§ **MATERIAL FOR THIS TASK**
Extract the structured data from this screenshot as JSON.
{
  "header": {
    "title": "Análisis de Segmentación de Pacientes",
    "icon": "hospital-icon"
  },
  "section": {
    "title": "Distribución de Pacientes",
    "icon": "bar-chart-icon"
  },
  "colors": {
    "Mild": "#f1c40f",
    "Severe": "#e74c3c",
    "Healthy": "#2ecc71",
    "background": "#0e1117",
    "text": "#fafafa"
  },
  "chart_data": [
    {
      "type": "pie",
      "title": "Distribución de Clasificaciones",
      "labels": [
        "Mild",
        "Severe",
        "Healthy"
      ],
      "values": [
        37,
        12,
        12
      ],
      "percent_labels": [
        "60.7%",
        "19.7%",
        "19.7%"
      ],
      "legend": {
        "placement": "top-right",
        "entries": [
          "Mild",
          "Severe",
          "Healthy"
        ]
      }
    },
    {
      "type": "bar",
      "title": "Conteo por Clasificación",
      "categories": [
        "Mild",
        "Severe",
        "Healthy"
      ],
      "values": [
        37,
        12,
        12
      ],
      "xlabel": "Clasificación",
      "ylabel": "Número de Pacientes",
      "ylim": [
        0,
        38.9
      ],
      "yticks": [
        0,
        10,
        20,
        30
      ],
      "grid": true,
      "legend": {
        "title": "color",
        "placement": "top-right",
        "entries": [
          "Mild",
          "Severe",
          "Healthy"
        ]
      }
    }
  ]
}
* * *
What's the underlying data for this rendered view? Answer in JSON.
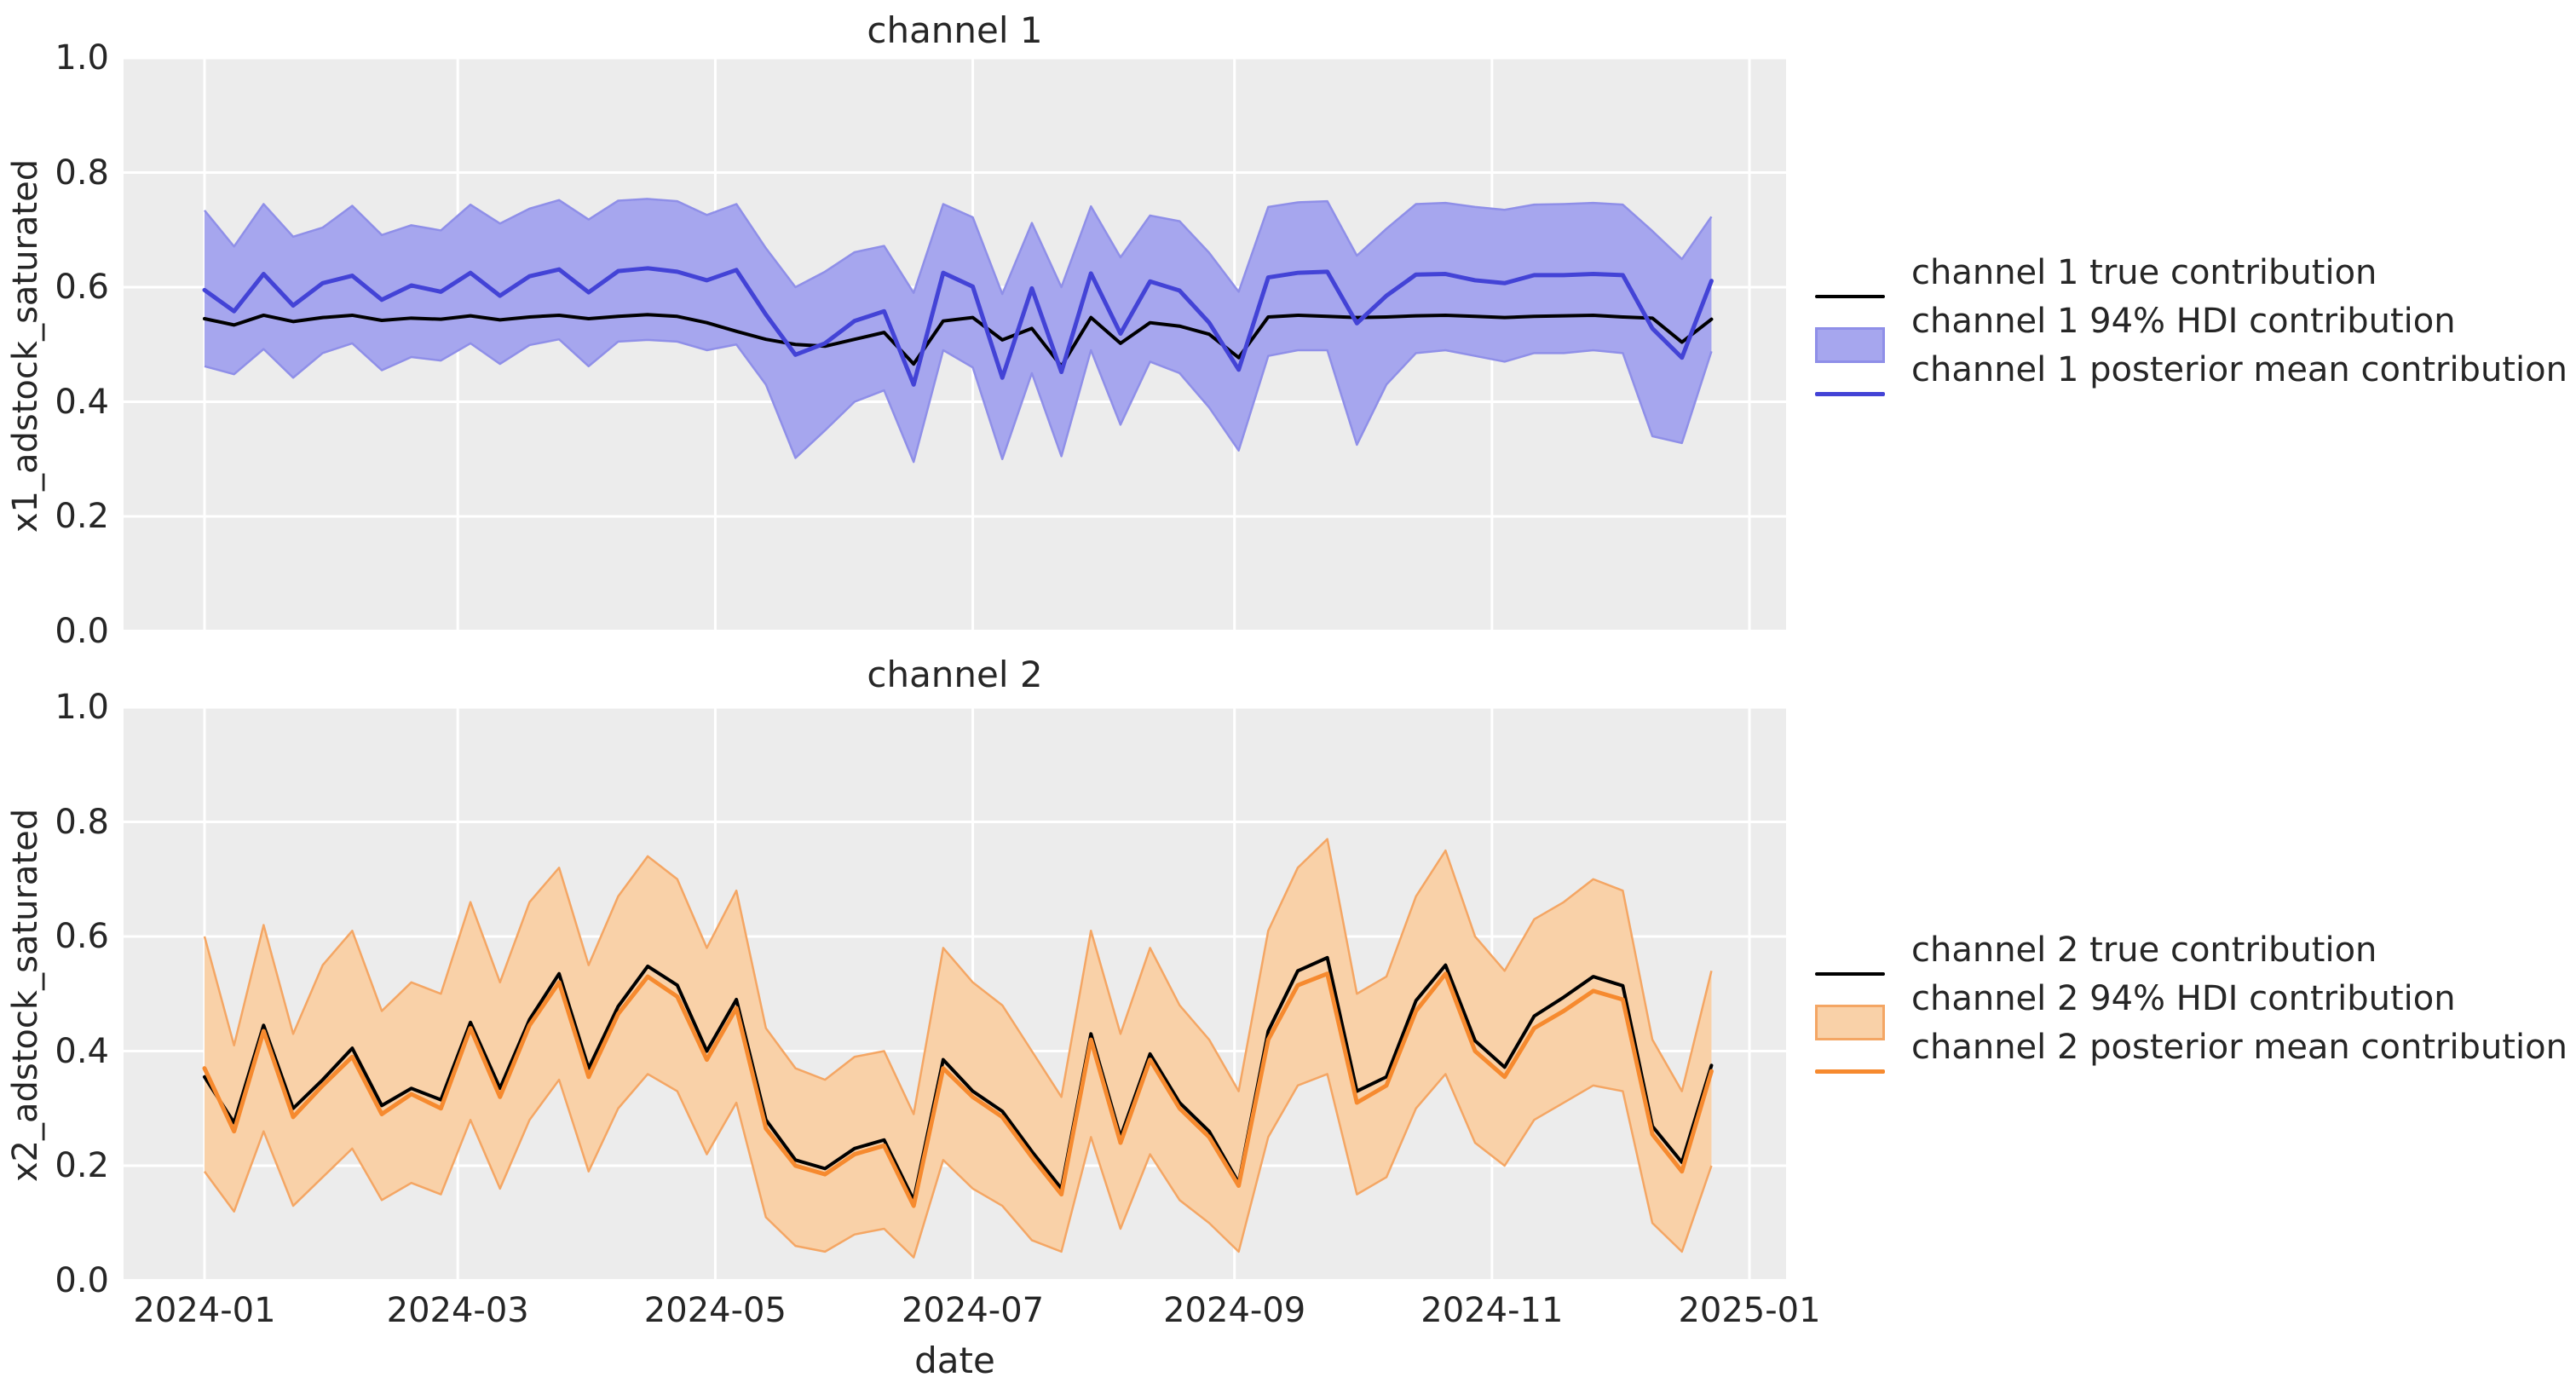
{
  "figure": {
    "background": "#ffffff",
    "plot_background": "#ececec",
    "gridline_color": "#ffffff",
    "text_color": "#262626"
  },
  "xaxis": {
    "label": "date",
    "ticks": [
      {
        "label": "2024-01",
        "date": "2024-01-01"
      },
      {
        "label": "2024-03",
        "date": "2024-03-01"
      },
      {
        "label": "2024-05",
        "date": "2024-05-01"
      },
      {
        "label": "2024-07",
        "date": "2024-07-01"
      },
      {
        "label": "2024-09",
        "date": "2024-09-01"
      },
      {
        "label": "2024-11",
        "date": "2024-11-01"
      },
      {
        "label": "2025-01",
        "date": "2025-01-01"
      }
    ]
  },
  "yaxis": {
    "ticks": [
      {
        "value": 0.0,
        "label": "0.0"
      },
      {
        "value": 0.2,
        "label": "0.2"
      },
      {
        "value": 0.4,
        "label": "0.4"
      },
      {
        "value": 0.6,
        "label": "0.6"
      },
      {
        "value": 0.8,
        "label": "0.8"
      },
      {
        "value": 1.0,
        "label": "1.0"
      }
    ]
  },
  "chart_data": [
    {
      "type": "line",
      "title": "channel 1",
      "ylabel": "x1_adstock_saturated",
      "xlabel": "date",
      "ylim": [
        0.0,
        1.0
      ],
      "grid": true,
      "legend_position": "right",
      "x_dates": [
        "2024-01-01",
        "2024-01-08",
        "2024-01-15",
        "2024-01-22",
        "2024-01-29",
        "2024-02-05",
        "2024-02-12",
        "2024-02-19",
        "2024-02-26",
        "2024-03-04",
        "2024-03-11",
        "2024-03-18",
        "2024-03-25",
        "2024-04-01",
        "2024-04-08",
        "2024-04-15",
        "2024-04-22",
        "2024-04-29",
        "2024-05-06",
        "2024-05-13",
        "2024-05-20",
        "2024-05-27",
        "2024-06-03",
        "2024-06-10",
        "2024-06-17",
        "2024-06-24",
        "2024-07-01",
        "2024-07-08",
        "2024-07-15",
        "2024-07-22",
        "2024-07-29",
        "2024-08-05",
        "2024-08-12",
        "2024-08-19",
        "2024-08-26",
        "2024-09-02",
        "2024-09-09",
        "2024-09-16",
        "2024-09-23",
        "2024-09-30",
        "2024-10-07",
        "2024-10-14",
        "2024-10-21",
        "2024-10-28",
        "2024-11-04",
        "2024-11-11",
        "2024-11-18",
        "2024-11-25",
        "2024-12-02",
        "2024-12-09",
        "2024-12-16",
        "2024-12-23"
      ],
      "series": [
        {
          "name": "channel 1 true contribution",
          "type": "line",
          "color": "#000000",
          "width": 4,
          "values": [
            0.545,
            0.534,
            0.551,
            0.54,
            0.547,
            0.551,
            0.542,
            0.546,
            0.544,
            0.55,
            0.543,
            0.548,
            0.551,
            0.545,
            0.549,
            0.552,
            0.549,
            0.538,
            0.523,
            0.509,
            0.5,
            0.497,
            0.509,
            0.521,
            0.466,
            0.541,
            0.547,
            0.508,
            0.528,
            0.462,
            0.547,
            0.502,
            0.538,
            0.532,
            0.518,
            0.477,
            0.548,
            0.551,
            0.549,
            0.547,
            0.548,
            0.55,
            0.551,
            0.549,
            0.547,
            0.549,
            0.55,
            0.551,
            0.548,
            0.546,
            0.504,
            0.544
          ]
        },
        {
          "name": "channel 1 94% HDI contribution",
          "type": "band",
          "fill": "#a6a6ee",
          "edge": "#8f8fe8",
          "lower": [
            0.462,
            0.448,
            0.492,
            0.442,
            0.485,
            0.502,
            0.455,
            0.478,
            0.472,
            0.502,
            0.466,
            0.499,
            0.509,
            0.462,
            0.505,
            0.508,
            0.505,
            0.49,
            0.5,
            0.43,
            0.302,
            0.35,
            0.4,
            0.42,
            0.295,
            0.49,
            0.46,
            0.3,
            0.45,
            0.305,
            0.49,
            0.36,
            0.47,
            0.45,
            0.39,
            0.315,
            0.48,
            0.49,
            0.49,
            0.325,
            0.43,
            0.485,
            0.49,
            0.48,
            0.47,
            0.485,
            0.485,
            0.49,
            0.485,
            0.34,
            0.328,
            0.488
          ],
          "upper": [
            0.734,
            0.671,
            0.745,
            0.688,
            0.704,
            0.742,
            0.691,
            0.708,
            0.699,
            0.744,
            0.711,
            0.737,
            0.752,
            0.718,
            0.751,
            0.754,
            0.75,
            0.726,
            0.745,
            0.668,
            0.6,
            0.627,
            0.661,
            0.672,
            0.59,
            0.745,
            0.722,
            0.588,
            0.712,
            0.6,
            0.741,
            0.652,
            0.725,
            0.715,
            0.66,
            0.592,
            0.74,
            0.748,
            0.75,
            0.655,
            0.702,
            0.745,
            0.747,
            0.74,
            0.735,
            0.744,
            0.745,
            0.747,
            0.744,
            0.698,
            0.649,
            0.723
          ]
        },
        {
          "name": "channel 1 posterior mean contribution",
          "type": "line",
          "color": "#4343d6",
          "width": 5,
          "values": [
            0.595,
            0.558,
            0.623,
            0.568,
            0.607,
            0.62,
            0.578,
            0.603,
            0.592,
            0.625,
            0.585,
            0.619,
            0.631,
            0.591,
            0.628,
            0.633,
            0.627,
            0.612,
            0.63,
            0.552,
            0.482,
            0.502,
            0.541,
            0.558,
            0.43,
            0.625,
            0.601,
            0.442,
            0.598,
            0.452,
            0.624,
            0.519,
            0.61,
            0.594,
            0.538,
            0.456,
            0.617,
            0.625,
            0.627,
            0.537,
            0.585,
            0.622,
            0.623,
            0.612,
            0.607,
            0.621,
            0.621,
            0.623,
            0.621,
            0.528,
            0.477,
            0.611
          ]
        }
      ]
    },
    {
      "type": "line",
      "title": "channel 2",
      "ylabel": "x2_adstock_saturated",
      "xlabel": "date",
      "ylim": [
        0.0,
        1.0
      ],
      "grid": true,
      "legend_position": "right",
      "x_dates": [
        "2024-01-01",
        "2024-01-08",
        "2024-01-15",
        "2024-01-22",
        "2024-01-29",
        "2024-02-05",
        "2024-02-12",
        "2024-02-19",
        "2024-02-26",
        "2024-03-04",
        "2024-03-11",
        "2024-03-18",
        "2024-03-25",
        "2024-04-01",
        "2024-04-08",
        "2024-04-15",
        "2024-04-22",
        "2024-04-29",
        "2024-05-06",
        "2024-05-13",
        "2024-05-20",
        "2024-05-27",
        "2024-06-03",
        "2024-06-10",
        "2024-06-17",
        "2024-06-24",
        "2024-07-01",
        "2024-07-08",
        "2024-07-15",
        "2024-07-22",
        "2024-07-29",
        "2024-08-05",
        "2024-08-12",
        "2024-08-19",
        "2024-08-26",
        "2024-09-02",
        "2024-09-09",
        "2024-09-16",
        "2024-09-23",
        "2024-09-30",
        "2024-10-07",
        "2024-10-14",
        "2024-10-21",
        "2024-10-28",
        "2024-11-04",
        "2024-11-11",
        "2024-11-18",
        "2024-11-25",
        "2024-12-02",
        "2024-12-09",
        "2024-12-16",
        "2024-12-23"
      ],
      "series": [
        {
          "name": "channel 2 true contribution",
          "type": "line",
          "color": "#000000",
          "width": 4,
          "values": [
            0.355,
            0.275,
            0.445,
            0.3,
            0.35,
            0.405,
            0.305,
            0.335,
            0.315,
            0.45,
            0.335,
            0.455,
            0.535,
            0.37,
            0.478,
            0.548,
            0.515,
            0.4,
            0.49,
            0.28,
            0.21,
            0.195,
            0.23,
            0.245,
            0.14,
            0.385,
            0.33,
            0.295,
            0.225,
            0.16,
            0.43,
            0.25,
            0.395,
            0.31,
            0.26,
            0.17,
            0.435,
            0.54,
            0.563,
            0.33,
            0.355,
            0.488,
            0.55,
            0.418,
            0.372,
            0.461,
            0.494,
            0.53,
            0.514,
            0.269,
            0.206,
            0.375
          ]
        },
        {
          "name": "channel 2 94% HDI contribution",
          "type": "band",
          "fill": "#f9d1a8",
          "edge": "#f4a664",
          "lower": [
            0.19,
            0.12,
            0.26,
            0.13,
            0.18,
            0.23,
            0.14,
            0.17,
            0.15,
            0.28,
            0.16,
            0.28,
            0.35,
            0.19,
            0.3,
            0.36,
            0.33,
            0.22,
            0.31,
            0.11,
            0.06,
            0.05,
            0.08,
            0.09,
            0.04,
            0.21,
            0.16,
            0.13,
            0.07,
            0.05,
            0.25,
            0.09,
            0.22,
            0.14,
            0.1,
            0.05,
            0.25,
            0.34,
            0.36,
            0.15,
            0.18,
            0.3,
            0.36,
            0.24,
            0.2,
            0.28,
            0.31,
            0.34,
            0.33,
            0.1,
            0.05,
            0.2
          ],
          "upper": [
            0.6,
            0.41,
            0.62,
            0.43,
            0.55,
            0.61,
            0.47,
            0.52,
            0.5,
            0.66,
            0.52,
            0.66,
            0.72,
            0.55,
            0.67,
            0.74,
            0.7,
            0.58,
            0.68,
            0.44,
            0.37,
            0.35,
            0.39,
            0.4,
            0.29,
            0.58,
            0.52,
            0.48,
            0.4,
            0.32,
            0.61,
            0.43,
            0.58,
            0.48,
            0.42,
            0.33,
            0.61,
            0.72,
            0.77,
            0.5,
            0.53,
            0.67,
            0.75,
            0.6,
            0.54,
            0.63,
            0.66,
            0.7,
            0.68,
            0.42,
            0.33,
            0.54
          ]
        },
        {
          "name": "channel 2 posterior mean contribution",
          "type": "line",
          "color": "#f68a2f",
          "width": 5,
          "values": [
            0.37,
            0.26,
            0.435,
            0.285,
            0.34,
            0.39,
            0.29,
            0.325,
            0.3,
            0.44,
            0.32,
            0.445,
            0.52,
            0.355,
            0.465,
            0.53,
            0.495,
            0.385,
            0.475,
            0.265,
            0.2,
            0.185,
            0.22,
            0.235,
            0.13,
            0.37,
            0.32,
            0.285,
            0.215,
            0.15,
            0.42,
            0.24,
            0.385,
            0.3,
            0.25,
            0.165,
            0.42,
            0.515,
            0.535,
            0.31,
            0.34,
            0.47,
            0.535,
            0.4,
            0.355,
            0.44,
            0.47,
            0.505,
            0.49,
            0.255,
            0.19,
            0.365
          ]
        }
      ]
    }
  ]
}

§ **TASK DESCRIPTION**
Copy every line of the listing that includes the string "ffffff".

§ **RESULT**
    "background": "#ffffff",
    "gridline_color": "#ffffff",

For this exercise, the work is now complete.